RECORD EXCERPTS:
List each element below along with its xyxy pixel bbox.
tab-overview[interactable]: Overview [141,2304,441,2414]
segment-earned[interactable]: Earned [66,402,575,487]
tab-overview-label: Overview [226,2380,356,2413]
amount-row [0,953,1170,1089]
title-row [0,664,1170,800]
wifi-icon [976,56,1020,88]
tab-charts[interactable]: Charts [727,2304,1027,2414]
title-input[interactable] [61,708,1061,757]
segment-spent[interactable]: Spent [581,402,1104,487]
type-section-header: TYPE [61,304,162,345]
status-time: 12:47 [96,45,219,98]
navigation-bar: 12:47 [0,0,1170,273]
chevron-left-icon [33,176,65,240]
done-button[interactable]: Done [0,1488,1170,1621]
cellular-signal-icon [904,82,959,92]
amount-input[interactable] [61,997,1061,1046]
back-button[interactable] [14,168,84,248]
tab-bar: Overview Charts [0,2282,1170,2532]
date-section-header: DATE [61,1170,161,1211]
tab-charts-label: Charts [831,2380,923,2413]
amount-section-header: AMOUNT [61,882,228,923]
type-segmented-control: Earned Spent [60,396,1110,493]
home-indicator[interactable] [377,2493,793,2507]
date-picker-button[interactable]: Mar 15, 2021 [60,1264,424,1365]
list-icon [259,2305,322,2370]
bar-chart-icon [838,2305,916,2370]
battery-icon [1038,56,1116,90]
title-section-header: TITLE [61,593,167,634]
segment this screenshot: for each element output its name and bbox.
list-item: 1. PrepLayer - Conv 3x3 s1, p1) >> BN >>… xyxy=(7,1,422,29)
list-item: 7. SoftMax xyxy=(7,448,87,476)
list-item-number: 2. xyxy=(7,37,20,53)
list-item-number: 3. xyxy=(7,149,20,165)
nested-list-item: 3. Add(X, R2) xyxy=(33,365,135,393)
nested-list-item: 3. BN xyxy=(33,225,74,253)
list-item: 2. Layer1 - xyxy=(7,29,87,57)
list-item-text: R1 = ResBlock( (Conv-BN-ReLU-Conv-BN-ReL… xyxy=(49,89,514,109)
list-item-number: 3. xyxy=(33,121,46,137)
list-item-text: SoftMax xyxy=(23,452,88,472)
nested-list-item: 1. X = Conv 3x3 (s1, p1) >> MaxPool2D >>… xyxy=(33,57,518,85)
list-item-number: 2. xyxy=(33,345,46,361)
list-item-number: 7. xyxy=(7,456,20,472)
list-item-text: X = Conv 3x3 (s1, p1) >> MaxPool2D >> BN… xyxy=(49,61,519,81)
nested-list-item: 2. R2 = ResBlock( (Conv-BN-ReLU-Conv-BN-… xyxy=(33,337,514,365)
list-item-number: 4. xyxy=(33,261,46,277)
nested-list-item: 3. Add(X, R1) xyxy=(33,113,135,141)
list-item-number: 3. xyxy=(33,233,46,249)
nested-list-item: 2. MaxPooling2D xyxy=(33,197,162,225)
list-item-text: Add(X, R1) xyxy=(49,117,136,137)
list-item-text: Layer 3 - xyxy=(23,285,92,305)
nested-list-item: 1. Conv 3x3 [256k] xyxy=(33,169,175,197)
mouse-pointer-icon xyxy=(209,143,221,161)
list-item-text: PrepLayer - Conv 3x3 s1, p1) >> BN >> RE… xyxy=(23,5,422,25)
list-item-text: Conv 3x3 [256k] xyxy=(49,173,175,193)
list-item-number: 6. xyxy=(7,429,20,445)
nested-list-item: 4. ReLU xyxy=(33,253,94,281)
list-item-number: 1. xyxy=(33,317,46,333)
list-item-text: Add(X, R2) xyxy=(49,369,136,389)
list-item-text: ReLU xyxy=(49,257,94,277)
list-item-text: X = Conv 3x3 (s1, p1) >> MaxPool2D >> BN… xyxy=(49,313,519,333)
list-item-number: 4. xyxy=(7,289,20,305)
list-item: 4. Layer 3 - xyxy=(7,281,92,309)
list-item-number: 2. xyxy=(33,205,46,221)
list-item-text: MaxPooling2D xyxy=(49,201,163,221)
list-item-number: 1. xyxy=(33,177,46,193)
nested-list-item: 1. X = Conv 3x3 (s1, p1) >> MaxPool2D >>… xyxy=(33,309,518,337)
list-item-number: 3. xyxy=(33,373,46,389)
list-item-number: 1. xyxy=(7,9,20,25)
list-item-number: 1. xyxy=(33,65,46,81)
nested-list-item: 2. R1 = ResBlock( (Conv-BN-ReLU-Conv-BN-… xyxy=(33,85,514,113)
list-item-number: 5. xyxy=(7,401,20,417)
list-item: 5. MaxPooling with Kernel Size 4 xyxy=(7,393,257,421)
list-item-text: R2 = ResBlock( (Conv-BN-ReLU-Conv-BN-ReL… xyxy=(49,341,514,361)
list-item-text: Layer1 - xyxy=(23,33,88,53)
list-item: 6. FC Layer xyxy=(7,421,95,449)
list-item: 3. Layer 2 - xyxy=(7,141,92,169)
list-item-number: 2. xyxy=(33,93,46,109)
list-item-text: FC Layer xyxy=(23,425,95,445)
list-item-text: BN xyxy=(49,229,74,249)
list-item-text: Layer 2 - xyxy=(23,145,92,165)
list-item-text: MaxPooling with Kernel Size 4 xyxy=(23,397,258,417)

YOUR TASK:
Repeat every line of the items above word for word, with no changes.

PROBLEM SOLUTION:
List each element below along with its xyxy pixel bbox.
tab-overview[interactable]: Overview [141,2304,441,2414]
segment-earned[interactable]: Earned [66,402,575,487]
tab-overview-label: Overview [226,2380,356,2413]
amount-row [0,953,1170,1089]
title-row [0,664,1170,800]
wifi-icon [976,56,1020,88]
tab-charts[interactable]: Charts [727,2304,1027,2414]
title-input[interactable] [61,708,1061,757]
segment-spent[interactable]: Spent [581,402,1104,487]
type-section-header: TYPE [61,304,162,345]
status-time: 12:47 [96,45,219,98]
navigation-bar: 12:47 [0,0,1170,273]
chevron-left-icon [33,176,65,240]
done-button[interactable]: Done [0,1488,1170,1621]
cellular-signal-icon [904,82,959,92]
amount-input[interactable] [61,997,1061,1046]
back-button[interactable] [14,168,84,248]
tab-bar: Overview Charts [0,2282,1170,2532]
date-section-header: DATE [61,1170,161,1211]
tab-charts-label: Charts [831,2380,923,2413]
amount-section-header: AMOUNT [61,882,228,923]
type-segmented-control: Earned Spent [60,396,1110,493]
home-indicator[interactable] [377,2493,793,2507]
date-picker-button[interactable]: Mar 15, 2021 [60,1264,424,1365]
list-icon [259,2305,322,2370]
bar-chart-icon [838,2305,916,2370]
battery-icon [1038,56,1116,90]
title-section-header: TITLE [61,593,167,634]
segment this screenshot: for each element output its name and bbox.
list-item: 1. PrepLayer - Conv 3x3 s1, p1) >> BN >>… xyxy=(7,1,422,29)
list-item: 7. SoftMax xyxy=(7,448,87,476)
list-item-number: 2. xyxy=(7,37,20,53)
list-item-number: 3. xyxy=(7,149,20,165)
nested-list-item: 3. Add(X, R2) xyxy=(33,365,135,393)
nested-list-item: 3. BN xyxy=(33,225,74,253)
list-item: 2. Layer1 - xyxy=(7,29,87,57)
list-item-text: R1 = ResBlock( (Conv-BN-ReLU-Conv-BN-ReL… xyxy=(49,89,514,109)
list-item-number: 3. xyxy=(33,121,46,137)
list-item-text: SoftMax xyxy=(23,452,88,472)
nested-list-item: 1. X = Conv 3x3 (s1, p1) >> MaxPool2D >>… xyxy=(33,57,518,85)
list-item-number: 2. xyxy=(33,345,46,361)
list-item-number: 7. xyxy=(7,456,20,472)
list-item-text: X = Conv 3x3 (s1, p1) >> MaxPool2D >> BN… xyxy=(49,61,519,81)
nested-list-item: 2. R2 = ResBlock( (Conv-BN-ReLU-Conv-BN-… xyxy=(33,337,514,365)
list-item-number: 4. xyxy=(33,261,46,277)
nested-list-item: 3. Add(X, R1) xyxy=(33,113,135,141)
list-item-number: 3. xyxy=(33,233,46,249)
nested-list-item: 2. MaxPooling2D xyxy=(33,197,162,225)
list-item-text: Add(X, R1) xyxy=(49,117,136,137)
list-item-text: Layer 3 - xyxy=(23,285,92,305)
nested-list-item: 1. Conv 3x3 [256k] xyxy=(33,169,175,197)
mouse-pointer-icon xyxy=(209,143,221,161)
list-item-text: PrepLayer - Conv 3x3 s1, p1) >> BN >> RE… xyxy=(23,5,422,25)
list-item-text: Conv 3x3 [256k] xyxy=(49,173,175,193)
list-item-number: 6. xyxy=(7,429,20,445)
nested-list-item: 4. ReLU xyxy=(33,253,94,281)
list-item-number: 1. xyxy=(33,317,46,333)
list-item-text: Add(X, R2) xyxy=(49,369,136,389)
list-item-text: ReLU xyxy=(49,257,94,277)
list-item-text: X = Conv 3x3 (s1, p1) >> MaxPool2D >> BN… xyxy=(49,313,519,333)
list-item-number: 4. xyxy=(7,289,20,305)
list-item: 4. Layer 3 - xyxy=(7,281,92,309)
list-item-number: 2. xyxy=(33,205,46,221)
list-item-text: MaxPooling2D xyxy=(49,201,163,221)
list-item-number: 1. xyxy=(33,177,46,193)
nested-list-item: 1. X = Conv 3x3 (s1, p1) >> MaxPool2D >>… xyxy=(33,309,518,337)
list-item-number: 3. xyxy=(33,373,46,389)
list-item-number: 1. xyxy=(7,9,20,25)
list-item-number: 1. xyxy=(33,65,46,81)
nested-list-item: 2. R1 = ResBlock( (Conv-BN-ReLU-Conv-BN-… xyxy=(33,85,514,113)
list-item-number: 5. xyxy=(7,401,20,417)
list-item: 5. MaxPooling with Kernel Size 4 xyxy=(7,393,257,421)
list-item-text: R2 = ResBlock( (Conv-BN-ReLU-Conv-BN-ReL… xyxy=(49,341,514,361)
list-item-text: Layer1 - xyxy=(23,33,88,53)
list-item: 6. FC Layer xyxy=(7,421,95,449)
list-item: 3. Layer 2 - xyxy=(7,141,92,169)
list-item-number: 2. xyxy=(33,93,46,109)
list-item-text: FC Layer xyxy=(23,425,95,445)
list-item-text: BN xyxy=(49,229,74,249)
list-item-text: Layer 2 - xyxy=(23,145,92,165)
list-item-text: MaxPooling with Kernel Size 4 xyxy=(23,397,258,417)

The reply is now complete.